▶ [RECORD SET]:

☆ ☆ ☆ ☆ ☆ ☆ ☆

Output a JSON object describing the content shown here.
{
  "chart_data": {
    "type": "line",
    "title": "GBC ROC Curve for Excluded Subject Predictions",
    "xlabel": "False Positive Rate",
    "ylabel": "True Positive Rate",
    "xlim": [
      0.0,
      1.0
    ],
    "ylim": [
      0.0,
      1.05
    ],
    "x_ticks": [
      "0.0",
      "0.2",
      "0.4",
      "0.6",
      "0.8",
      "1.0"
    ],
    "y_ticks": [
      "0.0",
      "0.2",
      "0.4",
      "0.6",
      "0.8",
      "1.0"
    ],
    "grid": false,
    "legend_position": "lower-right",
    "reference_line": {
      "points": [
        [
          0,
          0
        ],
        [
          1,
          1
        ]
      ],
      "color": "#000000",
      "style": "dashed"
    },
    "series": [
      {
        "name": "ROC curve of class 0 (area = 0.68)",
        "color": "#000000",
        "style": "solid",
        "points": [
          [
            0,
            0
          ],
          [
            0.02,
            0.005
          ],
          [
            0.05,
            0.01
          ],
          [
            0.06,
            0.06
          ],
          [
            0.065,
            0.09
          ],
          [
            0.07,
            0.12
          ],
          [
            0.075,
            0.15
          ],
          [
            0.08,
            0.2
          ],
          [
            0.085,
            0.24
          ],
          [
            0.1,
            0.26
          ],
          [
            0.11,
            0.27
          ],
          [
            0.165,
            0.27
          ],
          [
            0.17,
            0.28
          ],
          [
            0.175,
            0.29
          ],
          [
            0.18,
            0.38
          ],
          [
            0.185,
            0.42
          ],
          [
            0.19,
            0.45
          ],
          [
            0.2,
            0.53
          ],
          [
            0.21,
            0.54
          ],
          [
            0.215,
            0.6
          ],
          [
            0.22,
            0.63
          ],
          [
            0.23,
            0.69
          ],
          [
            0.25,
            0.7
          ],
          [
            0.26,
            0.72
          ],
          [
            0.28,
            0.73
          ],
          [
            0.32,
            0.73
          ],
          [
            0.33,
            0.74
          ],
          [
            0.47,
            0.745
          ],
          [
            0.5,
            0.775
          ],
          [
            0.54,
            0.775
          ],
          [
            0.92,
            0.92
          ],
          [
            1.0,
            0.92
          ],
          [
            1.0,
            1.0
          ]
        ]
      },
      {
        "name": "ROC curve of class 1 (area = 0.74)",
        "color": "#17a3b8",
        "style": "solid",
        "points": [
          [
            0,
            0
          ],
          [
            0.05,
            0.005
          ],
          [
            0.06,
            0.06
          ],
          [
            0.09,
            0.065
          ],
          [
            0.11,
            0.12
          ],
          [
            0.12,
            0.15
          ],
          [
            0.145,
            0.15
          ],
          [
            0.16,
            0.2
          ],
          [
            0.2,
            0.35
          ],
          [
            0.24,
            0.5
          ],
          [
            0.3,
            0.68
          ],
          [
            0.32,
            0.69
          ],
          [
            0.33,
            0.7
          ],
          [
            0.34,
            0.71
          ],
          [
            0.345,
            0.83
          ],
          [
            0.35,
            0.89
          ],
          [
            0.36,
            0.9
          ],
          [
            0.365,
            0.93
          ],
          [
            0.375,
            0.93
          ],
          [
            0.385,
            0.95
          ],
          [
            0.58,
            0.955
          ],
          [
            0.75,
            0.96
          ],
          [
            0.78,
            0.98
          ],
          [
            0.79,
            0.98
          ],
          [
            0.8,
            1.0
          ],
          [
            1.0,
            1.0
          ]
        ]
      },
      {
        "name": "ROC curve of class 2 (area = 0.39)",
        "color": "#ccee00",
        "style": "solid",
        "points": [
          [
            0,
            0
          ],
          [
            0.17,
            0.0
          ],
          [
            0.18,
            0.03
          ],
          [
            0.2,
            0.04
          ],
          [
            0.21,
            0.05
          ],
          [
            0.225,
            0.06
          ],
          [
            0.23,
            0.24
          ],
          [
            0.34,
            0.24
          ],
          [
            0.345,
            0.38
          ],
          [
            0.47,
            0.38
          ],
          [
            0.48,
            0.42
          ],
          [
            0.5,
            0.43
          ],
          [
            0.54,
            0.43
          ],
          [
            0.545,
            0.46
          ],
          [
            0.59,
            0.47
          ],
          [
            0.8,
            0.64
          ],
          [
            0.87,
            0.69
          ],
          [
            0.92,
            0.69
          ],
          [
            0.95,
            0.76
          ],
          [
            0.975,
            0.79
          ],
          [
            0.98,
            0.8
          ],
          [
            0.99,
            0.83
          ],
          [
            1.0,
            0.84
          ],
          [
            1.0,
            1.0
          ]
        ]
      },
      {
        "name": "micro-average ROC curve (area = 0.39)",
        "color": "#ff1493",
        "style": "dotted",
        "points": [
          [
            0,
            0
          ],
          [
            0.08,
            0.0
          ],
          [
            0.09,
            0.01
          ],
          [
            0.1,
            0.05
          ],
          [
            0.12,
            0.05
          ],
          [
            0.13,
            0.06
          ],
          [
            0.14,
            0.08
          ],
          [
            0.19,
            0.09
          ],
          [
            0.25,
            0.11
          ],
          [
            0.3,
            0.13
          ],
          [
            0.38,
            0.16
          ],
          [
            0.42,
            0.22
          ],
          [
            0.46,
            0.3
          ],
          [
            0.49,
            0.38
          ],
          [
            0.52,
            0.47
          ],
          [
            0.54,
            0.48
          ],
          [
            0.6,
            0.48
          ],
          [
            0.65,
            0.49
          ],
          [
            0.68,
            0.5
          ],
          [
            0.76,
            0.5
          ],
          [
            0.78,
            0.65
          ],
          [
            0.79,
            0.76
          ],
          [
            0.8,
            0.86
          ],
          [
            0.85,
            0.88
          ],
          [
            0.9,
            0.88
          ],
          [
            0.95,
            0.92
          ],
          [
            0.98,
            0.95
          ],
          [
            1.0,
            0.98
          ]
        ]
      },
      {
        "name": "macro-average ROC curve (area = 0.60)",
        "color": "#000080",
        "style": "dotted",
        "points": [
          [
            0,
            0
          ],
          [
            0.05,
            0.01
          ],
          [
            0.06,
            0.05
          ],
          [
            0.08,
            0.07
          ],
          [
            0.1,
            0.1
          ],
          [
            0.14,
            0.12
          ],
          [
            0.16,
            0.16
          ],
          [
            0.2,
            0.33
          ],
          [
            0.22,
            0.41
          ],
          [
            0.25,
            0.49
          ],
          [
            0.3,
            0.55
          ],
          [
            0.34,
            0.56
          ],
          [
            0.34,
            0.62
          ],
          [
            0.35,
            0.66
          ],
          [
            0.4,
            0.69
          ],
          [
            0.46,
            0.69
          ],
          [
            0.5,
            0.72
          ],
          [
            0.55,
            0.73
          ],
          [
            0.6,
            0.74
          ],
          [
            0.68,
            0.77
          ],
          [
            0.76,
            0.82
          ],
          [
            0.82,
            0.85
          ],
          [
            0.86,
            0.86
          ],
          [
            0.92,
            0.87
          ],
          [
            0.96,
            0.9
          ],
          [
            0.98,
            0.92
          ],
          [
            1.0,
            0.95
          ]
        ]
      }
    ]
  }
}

☆ ☆ ☆ ☆ ☆ ☆ ☆

Restate the whole listing exactly.

▶ [OUTPUT OF THE TASK]:
Output a JSON object describing the content shown here.
{
  "chart_data": {
    "type": "line",
    "title": "GBC ROC Curve for Excluded Subject Predictions",
    "xlabel": "False Positive Rate",
    "ylabel": "True Positive Rate",
    "xlim": [
      0.0,
      1.0
    ],
    "ylim": [
      0.0,
      1.05
    ],
    "x_ticks": [
      "0.0",
      "0.2",
      "0.4",
      "0.6",
      "0.8",
      "1.0"
    ],
    "y_ticks": [
      "0.0",
      "0.2",
      "0.4",
      "0.6",
      "0.8",
      "1.0"
    ],
    "grid": false,
    "legend_position": "lower-right",
    "reference_line": {
      "points": [
        [
          0,
          0
        ],
        [
          1,
          1
        ]
      ],
      "color": "#000000",
      "style": "dashed"
    },
    "series": [
      {
        "name": "ROC curve of class 0 (area = 0.68)",
        "color": "#000000",
        "style": "solid",
        "points": [
          [
            0,
            0
          ],
          [
            0.02,
            0.005
          ],
          [
            0.05,
            0.01
          ],
          [
            0.06,
            0.06
          ],
          [
            0.065,
            0.09
          ],
          [
            0.07,
            0.12
          ],
          [
            0.075,
            0.15
          ],
          [
            0.08,
            0.2
          ],
          [
            0.085,
            0.24
          ],
          [
            0.1,
            0.26
          ],
          [
            0.11,
            0.27
          ],
          [
            0.165,
            0.27
          ],
          [
            0.17,
            0.28
          ],
          [
            0.175,
            0.29
          ],
          [
            0.18,
            0.38
          ],
          [
            0.185,
            0.42
          ],
          [
            0.19,
            0.45
          ],
          [
            0.2,
            0.53
          ],
          [
            0.21,
            0.54
          ],
          [
            0.215,
            0.6
          ],
          [
            0.22,
            0.63
          ],
          [
            0.23,
            0.69
          ],
          [
            0.25,
            0.7
          ],
          [
            0.26,
            0.72
          ],
          [
            0.28,
            0.73
          ],
          [
            0.32,
            0.73
          ],
          [
            0.33,
            0.74
          ],
          [
            0.47,
            0.745
          ],
          [
            0.5,
            0.775
          ],
          [
            0.54,
            0.775
          ],
          [
            0.92,
            0.92
          ],
          [
            1.0,
            0.92
          ],
          [
            1.0,
            1.0
          ]
        ]
      },
      {
        "name": "ROC curve of class 1 (area = 0.74)",
        "color": "#17a3b8",
        "style": "solid",
        "points": [
          [
            0,
            0
          ],
          [
            0.05,
            0.005
          ],
          [
            0.06,
            0.06
          ],
          [
            0.09,
            0.065
          ],
          [
            0.11,
            0.12
          ],
          [
            0.12,
            0.15
          ],
          [
            0.145,
            0.15
          ],
          [
            0.16,
            0.2
          ],
          [
            0.2,
            0.35
          ],
          [
            0.24,
            0.5
          ],
          [
            0.3,
            0.68
          ],
          [
            0.32,
            0.69
          ],
          [
            0.33,
            0.7
          ],
          [
            0.34,
            0.71
          ],
          [
            0.345,
            0.83
          ],
          [
            0.35,
            0.89
          ],
          [
            0.36,
            0.9
          ],
          [
            0.365,
            0.93
          ],
          [
            0.375,
            0.93
          ],
          [
            0.385,
            0.95
          ],
          [
            0.58,
            0.955
          ],
          [
            0.75,
            0.96
          ],
          [
            0.78,
            0.98
          ],
          [
            0.79,
            0.98
          ],
          [
            0.8,
            1.0
          ],
          [
            1.0,
            1.0
          ]
        ]
      },
      {
        "name": "ROC curve of class 2 (area = 0.39)",
        "color": "#ccee00",
        "style": "solid",
        "points": [
          [
            0,
            0
          ],
          [
            0.17,
            0.0
          ],
          [
            0.18,
            0.03
          ],
          [
            0.2,
            0.04
          ],
          [
            0.21,
            0.05
          ],
          [
            0.225,
            0.06
          ],
          [
            0.23,
            0.24
          ],
          [
            0.34,
            0.24
          ],
          [
            0.345,
            0.38
          ],
          [
            0.47,
            0.38
          ],
          [
            0.48,
            0.42
          ],
          [
            0.5,
            0.43
          ],
          [
            0.54,
            0.43
          ],
          [
            0.545,
            0.46
          ],
          [
            0.59,
            0.47
          ],
          [
            0.8,
            0.64
          ],
          [
            0.87,
            0.69
          ],
          [
            0.92,
            0.69
          ],
          [
            0.95,
            0.76
          ],
          [
            0.975,
            0.79
          ],
          [
            0.98,
            0.8
          ],
          [
            0.99,
            0.83
          ],
          [
            1.0,
            0.84
          ],
          [
            1.0,
            1.0
          ]
        ]
      },
      {
        "name": "micro-average ROC curve (area = 0.39)",
        "color": "#ff1493",
        "style": "dotted",
        "points": [
          [
            0,
            0
          ],
          [
            0.08,
            0.0
          ],
          [
            0.09,
            0.01
          ],
          [
            0.1,
            0.05
          ],
          [
            0.12,
            0.05
          ],
          [
            0.13,
            0.06
          ],
          [
            0.14,
            0.08
          ],
          [
            0.19,
            0.09
          ],
          [
            0.25,
            0.11
          ],
          [
            0.3,
            0.13
          ],
          [
            0.38,
            0.16
          ],
          [
            0.42,
            0.22
          ],
          [
            0.46,
            0.3
          ],
          [
            0.49,
            0.38
          ],
          [
            0.52,
            0.47
          ],
          [
            0.54,
            0.48
          ],
          [
            0.6,
            0.48
          ],
          [
            0.65,
            0.49
          ],
          [
            0.68,
            0.5
          ],
          [
            0.76,
            0.5
          ],
          [
            0.78,
            0.65
          ],
          [
            0.79,
            0.76
          ],
          [
            0.8,
            0.86
          ],
          [
            0.85,
            0.88
          ],
          [
            0.9,
            0.88
          ],
          [
            0.95,
            0.92
          ],
          [
            0.98,
            0.95
          ],
          [
            1.0,
            0.98
          ]
        ]
      },
      {
        "name": "macro-average ROC curve (area = 0.60)",
        "color": "#000080",
        "style": "dotted",
        "points": [
          [
            0,
            0
          ],
          [
            0.05,
            0.01
          ],
          [
            0.06,
            0.05
          ],
          [
            0.08,
            0.07
          ],
          [
            0.1,
            0.1
          ],
          [
            0.14,
            0.12
          ],
          [
            0.16,
            0.16
          ],
          [
            0.2,
            0.33
          ],
          [
            0.22,
            0.41
          ],
          [
            0.25,
            0.49
          ],
          [
            0.3,
            0.55
          ],
          [
            0.34,
            0.56
          ],
          [
            0.34,
            0.62
          ],
          [
            0.35,
            0.66
          ],
          [
            0.4,
            0.69
          ],
          [
            0.46,
            0.69
          ],
          [
            0.5,
            0.72
          ],
          [
            0.55,
            0.73
          ],
          [
            0.6,
            0.74
          ],
          [
            0.68,
            0.77
          ],
          [
            0.76,
            0.82
          ],
          [
            0.82,
            0.85
          ],
          [
            0.86,
            0.86
          ],
          [
            0.92,
            0.87
          ],
          [
            0.96,
            0.9
          ],
          [
            0.98,
            0.92
          ],
          [
            1.0,
            0.95
          ]
        ]
      }
    ]
  }
}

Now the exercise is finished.